Set task –
Write out the records below once more, exactly as they stand.

Records to process –

- - -

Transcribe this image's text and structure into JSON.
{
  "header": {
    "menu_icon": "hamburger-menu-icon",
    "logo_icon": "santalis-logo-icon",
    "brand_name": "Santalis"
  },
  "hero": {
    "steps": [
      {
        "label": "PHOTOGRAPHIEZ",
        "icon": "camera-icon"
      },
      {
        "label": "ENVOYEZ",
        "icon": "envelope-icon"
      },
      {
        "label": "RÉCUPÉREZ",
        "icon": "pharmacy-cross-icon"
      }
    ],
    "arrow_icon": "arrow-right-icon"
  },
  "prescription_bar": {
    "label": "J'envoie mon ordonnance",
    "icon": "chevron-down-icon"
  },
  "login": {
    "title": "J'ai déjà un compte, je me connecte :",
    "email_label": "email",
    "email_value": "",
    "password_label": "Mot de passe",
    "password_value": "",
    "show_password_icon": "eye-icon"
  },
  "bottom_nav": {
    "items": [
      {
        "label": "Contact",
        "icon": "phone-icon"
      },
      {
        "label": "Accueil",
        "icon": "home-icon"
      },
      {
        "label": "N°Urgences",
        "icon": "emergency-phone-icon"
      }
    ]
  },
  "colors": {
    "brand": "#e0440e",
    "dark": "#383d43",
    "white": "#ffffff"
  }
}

- - -

Output of the exercise –
Transcribe this image's text and structure into JSON.
{
  "header": {
    "menu_icon": "hamburger-menu-icon",
    "logo_icon": "santalis-logo-icon",
    "brand_name": "Santalis"
  },
  "hero": {
    "steps": [
      {
        "label": "PHOTOGRAPHIEZ",
        "icon": "camera-icon"
      },
      {
        "label": "ENVOYEZ",
        "icon": "envelope-icon"
      },
      {
        "label": "RÉCUPÉREZ",
        "icon": "pharmacy-cross-icon"
      }
    ],
    "arrow_icon": "arrow-right-icon"
  },
  "prescription_bar": {
    "label": "J'envoie mon ordonnance",
    "icon": "chevron-down-icon"
  },
  "login": {
    "title": "J'ai déjà un compte, je me connecte :",
    "email_label": "email",
    "email_value": "",
    "password_label": "Mot de passe",
    "password_value": "",
    "show_password_icon": "eye-icon"
  },
  "bottom_nav": {
    "items": [
      {
        "label": "Contact",
        "icon": "phone-icon"
      },
      {
        "label": "Accueil",
        "icon": "home-icon"
      },
      {
        "label": "N°Urgences",
        "icon": "emergency-phone-icon"
      }
    ]
  },
  "colors": {
    "brand": "#e0440e",
    "dark": "#383d43",
    "white": "#ffffff"
  }
}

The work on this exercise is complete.